▶ [Objective]: Gather up the lines with the word "data" in them.

*****

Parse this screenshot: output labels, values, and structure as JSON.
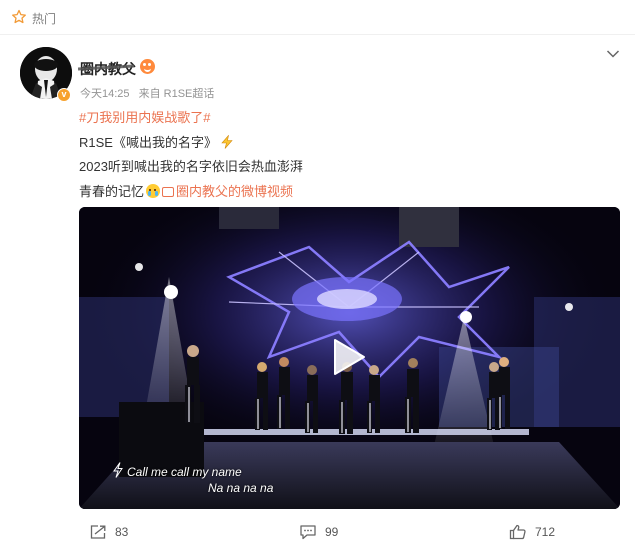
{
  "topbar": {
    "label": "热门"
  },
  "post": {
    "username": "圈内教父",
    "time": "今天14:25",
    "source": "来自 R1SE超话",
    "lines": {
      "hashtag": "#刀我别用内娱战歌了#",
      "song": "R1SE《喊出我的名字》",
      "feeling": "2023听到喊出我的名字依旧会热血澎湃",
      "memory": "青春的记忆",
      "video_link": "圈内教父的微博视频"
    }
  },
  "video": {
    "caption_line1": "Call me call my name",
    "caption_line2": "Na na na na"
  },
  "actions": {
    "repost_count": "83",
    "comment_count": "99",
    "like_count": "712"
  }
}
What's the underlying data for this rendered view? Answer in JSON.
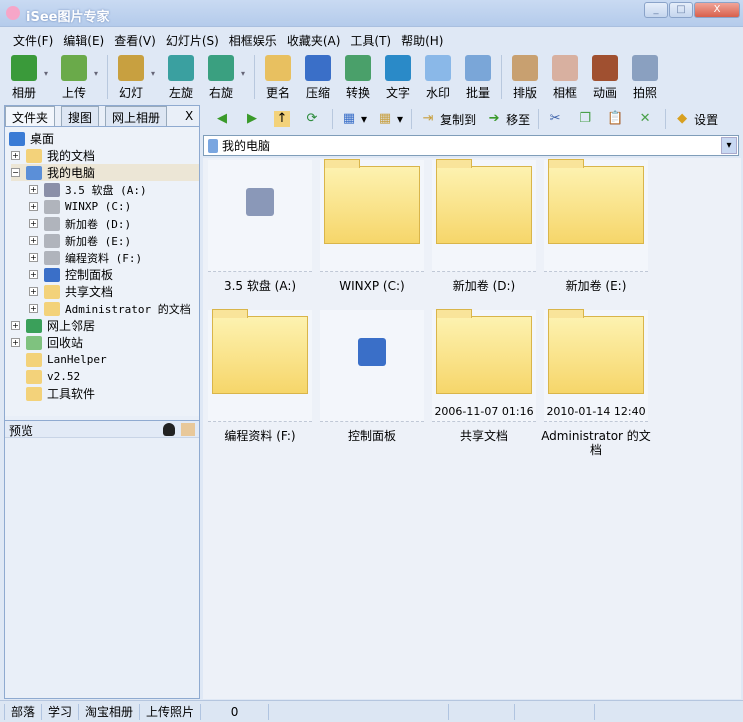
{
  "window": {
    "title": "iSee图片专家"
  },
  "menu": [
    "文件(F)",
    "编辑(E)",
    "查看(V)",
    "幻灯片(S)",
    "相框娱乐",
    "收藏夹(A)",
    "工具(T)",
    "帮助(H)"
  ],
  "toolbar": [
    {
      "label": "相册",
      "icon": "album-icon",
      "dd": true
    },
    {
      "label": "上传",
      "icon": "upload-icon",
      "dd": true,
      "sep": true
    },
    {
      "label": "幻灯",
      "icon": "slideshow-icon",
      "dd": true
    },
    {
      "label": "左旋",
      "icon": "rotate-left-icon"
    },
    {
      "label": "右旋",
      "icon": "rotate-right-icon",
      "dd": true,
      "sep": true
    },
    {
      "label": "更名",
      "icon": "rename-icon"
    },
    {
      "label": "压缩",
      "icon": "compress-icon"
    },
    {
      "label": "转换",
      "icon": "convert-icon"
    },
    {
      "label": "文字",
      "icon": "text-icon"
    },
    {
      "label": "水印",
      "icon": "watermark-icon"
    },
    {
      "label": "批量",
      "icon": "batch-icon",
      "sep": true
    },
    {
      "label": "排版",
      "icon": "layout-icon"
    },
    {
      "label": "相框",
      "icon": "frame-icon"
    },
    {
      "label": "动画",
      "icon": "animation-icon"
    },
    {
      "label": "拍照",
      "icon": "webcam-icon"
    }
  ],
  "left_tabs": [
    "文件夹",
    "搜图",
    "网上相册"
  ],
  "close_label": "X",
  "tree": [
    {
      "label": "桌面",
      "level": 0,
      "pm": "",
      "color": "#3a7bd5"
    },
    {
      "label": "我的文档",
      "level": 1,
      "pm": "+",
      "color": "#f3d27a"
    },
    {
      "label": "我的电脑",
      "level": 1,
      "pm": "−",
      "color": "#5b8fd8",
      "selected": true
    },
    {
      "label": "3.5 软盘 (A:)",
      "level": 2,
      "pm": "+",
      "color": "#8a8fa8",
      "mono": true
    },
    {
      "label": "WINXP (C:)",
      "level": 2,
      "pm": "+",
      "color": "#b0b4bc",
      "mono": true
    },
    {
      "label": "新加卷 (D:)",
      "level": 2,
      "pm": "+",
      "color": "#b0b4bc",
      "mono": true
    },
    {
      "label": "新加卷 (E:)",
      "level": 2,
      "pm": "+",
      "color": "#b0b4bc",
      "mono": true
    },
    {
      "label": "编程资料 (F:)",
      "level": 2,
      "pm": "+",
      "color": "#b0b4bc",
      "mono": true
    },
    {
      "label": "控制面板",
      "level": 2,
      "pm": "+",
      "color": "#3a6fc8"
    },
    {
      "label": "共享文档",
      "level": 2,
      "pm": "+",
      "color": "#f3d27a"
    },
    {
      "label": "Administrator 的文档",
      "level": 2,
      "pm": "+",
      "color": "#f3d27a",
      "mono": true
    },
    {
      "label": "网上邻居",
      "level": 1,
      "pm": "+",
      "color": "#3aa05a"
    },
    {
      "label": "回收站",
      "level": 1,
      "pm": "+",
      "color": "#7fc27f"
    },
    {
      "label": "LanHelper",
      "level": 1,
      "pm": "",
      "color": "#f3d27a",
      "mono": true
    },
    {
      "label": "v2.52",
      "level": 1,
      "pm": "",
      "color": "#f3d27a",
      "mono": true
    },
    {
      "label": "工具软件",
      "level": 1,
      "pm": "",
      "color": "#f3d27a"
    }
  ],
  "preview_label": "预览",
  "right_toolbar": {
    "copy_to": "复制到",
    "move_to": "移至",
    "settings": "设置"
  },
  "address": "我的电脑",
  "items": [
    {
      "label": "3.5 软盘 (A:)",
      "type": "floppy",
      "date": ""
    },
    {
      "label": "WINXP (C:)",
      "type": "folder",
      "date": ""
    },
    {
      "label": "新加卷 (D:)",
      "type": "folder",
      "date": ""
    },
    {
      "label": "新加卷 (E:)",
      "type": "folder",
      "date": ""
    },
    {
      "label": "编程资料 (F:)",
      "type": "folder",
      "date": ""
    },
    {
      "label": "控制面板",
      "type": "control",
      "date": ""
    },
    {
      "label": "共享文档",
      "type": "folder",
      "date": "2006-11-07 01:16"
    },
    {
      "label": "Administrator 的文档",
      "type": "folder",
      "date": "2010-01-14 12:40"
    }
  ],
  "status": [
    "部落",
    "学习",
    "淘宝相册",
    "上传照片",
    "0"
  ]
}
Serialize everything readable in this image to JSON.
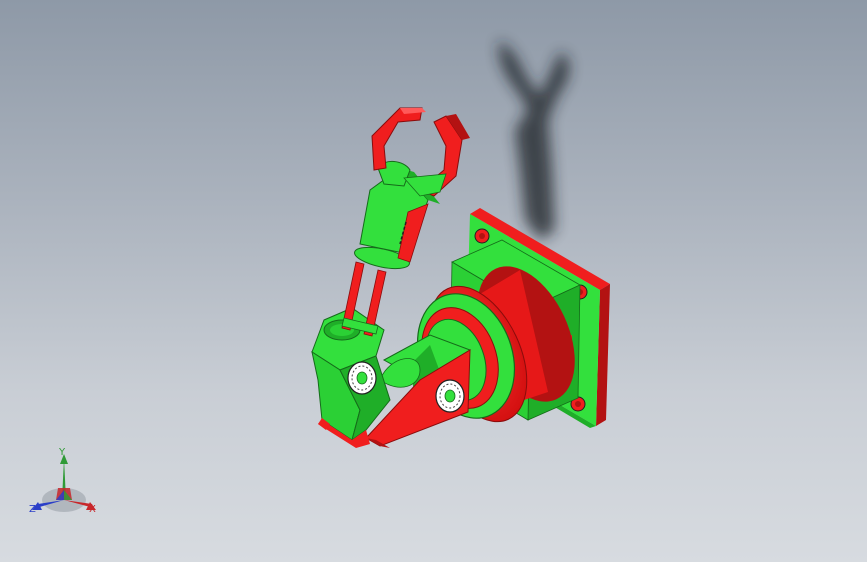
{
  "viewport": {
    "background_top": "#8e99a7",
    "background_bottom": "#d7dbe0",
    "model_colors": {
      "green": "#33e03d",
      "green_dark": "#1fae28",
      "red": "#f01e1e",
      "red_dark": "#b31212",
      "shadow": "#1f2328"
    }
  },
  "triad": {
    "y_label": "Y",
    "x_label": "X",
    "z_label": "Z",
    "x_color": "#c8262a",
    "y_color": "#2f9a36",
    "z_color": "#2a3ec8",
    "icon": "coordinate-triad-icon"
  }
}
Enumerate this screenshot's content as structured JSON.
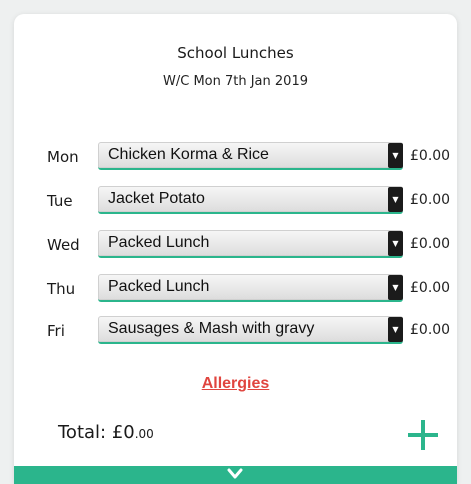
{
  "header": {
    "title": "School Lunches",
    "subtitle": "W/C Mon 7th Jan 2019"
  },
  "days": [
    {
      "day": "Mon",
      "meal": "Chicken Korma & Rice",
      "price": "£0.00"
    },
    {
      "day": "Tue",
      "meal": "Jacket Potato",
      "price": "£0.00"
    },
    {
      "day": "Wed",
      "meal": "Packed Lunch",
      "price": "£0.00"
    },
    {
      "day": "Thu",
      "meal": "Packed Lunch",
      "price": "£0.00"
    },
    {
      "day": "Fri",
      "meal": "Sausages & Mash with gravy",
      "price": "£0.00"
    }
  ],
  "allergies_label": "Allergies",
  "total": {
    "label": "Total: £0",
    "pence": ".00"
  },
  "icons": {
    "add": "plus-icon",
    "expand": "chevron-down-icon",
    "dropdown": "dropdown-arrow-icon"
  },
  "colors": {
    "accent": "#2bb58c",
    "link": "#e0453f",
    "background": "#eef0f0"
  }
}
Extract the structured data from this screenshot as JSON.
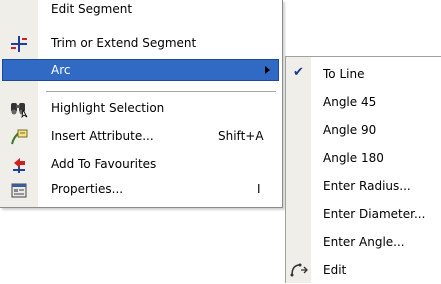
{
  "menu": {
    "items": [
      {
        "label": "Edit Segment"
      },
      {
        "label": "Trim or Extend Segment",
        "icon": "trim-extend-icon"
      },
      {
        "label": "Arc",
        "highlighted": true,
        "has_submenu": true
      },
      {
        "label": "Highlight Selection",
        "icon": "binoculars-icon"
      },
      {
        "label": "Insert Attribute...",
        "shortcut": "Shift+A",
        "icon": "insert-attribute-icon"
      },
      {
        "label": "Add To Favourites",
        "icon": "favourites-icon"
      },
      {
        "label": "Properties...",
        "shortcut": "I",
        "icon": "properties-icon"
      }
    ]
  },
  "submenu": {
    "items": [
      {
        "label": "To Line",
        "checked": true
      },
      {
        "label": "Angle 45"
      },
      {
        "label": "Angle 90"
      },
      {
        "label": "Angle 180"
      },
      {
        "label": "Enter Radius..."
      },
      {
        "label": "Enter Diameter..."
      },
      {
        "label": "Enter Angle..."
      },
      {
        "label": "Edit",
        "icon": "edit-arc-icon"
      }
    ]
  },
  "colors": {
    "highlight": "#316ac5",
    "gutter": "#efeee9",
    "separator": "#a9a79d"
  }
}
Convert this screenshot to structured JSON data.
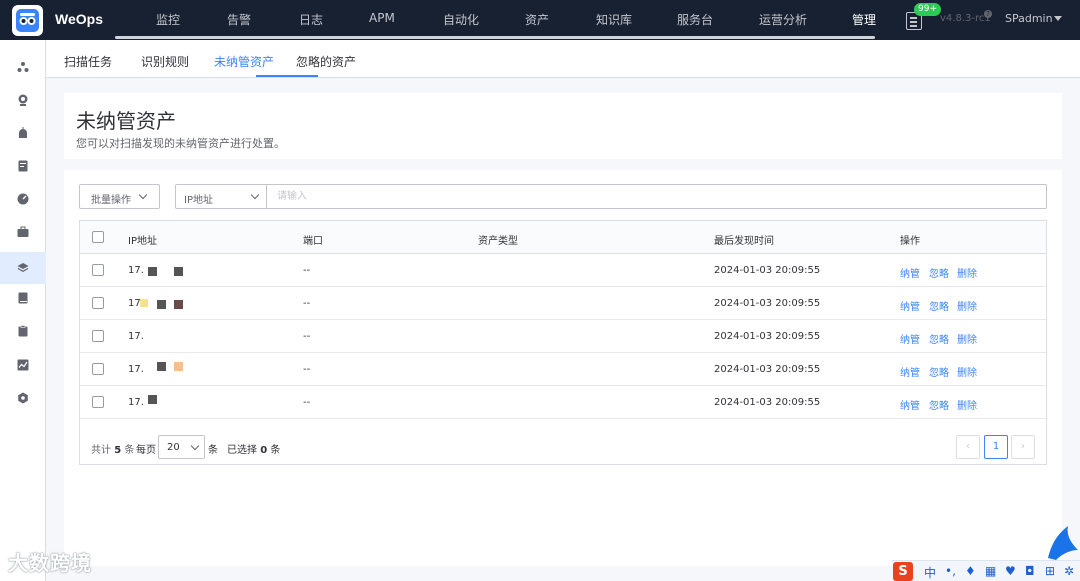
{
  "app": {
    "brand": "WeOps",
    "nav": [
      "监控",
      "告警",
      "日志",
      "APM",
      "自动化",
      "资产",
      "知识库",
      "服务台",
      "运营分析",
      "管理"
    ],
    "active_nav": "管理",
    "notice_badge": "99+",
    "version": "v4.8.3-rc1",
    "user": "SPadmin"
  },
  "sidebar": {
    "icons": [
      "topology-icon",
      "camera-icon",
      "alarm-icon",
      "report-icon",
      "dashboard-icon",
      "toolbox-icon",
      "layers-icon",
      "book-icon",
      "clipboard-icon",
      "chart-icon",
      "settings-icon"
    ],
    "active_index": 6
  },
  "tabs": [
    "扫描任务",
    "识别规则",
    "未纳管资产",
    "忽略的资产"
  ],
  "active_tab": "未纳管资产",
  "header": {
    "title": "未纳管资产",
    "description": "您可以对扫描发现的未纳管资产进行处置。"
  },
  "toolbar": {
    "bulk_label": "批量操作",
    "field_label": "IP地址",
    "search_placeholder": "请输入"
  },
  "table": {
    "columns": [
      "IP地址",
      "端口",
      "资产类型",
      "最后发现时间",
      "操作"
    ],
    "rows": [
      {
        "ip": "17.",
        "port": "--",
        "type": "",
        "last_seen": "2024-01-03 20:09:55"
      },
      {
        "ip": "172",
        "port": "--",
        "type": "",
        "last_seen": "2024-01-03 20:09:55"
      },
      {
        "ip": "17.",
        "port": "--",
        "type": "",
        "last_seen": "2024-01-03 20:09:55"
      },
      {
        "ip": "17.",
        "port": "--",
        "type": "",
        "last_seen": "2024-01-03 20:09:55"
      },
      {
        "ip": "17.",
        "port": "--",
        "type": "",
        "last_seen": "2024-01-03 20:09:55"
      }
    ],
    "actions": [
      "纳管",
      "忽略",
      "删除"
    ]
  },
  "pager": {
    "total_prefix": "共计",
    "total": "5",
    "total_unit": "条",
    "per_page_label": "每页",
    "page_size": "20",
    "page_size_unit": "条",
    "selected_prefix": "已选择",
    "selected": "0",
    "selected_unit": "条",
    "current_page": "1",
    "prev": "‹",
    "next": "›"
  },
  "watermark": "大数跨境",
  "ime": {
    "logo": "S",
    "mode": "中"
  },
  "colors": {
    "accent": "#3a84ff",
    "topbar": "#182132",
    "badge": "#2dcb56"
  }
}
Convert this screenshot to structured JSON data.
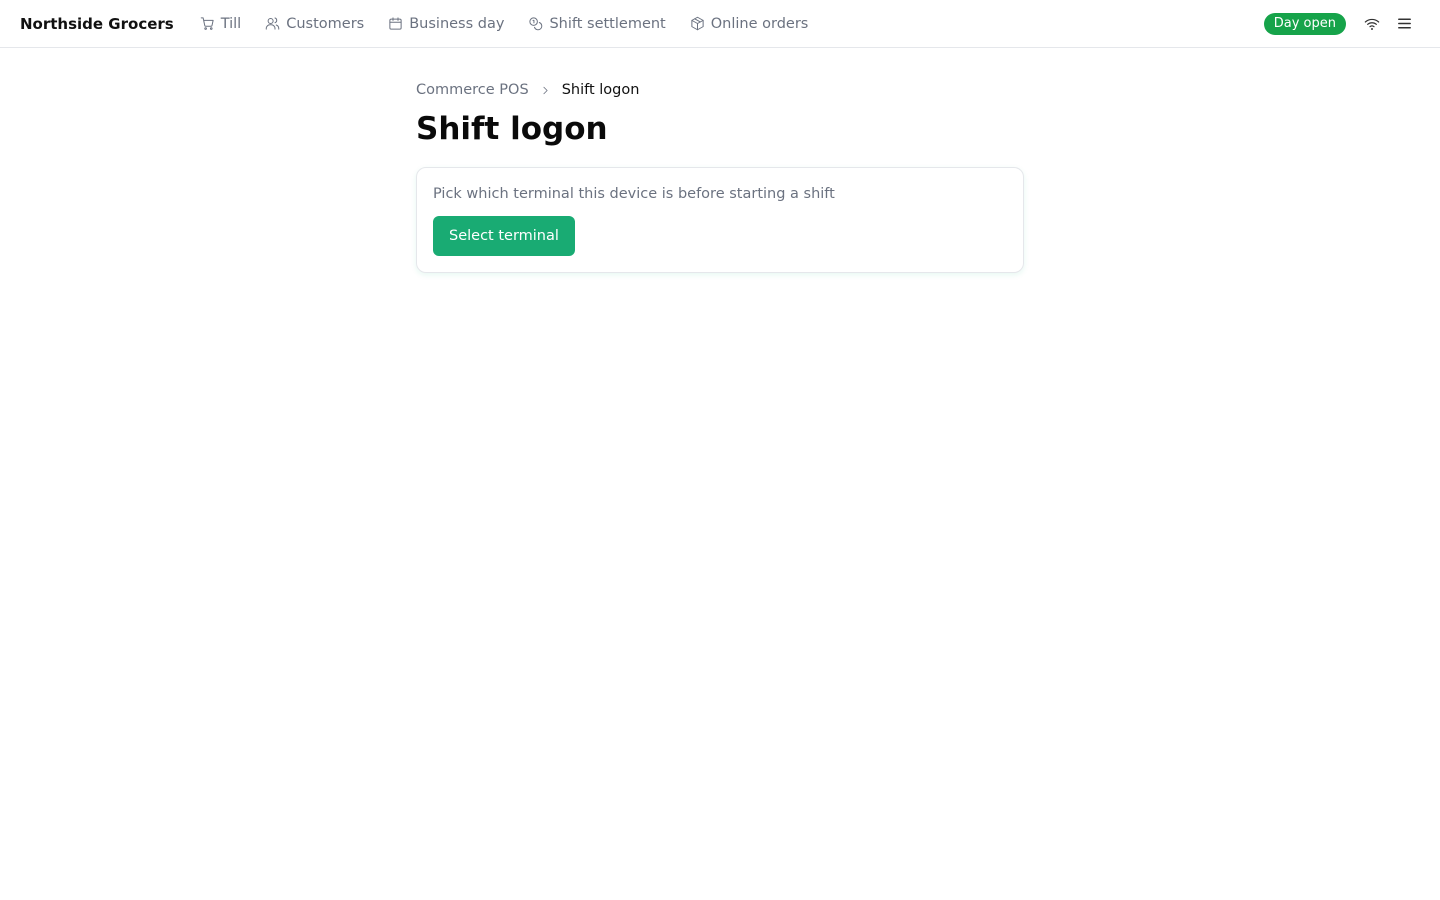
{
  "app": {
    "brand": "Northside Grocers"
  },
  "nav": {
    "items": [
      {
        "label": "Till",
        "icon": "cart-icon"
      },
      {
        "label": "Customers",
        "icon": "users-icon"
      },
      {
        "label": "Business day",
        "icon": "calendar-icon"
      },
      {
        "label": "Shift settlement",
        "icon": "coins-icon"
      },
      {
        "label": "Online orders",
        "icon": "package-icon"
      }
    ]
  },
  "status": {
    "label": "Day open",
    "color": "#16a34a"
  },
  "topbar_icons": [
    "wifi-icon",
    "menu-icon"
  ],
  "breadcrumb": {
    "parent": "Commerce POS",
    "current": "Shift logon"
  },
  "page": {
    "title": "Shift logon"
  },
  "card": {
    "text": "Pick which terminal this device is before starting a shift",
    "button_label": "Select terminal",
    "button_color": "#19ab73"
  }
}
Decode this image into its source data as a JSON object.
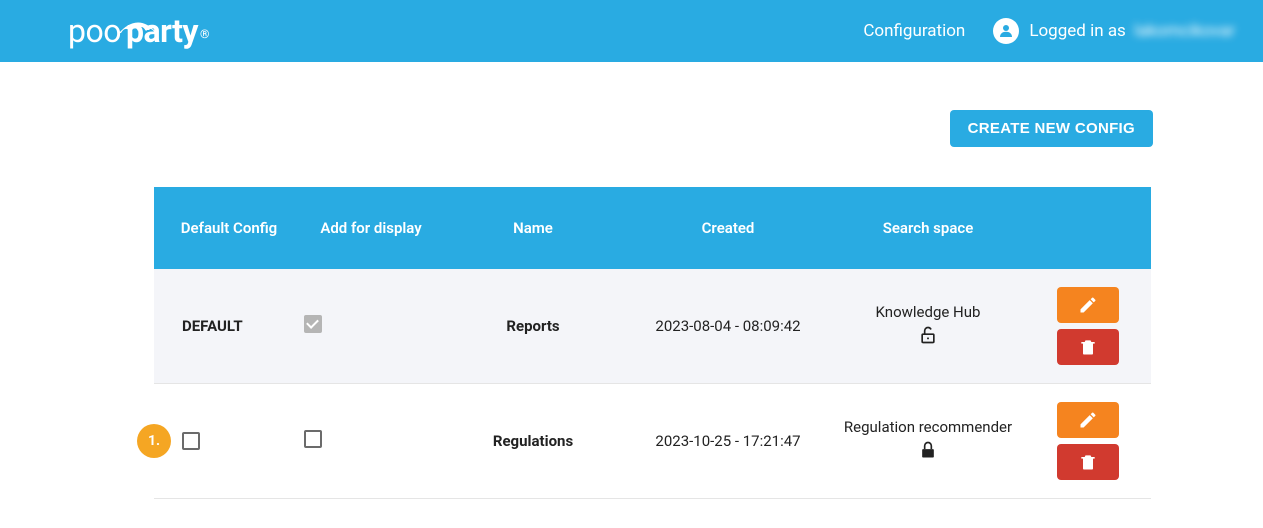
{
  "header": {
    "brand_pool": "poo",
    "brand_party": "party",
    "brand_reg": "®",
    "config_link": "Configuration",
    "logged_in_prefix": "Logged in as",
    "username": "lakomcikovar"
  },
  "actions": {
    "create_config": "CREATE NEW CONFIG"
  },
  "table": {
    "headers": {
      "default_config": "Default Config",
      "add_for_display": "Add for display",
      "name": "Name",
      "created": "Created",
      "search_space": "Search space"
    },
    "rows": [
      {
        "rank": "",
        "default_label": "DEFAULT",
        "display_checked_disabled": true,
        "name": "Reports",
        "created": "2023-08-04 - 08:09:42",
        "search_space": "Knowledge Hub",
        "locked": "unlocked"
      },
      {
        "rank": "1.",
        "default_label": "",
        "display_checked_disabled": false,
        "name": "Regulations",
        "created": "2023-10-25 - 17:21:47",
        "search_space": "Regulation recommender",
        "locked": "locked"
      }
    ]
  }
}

*****

▶ [Exercise output]:
What's the underlying data for this rendered view? Answer in JSON.
Extract the structured data from this screenshot as JSON.
Convert this screenshot to structured JSON data.
Convert this screenshot to structured JSON data.
Decode this image into its source data as a JSON object.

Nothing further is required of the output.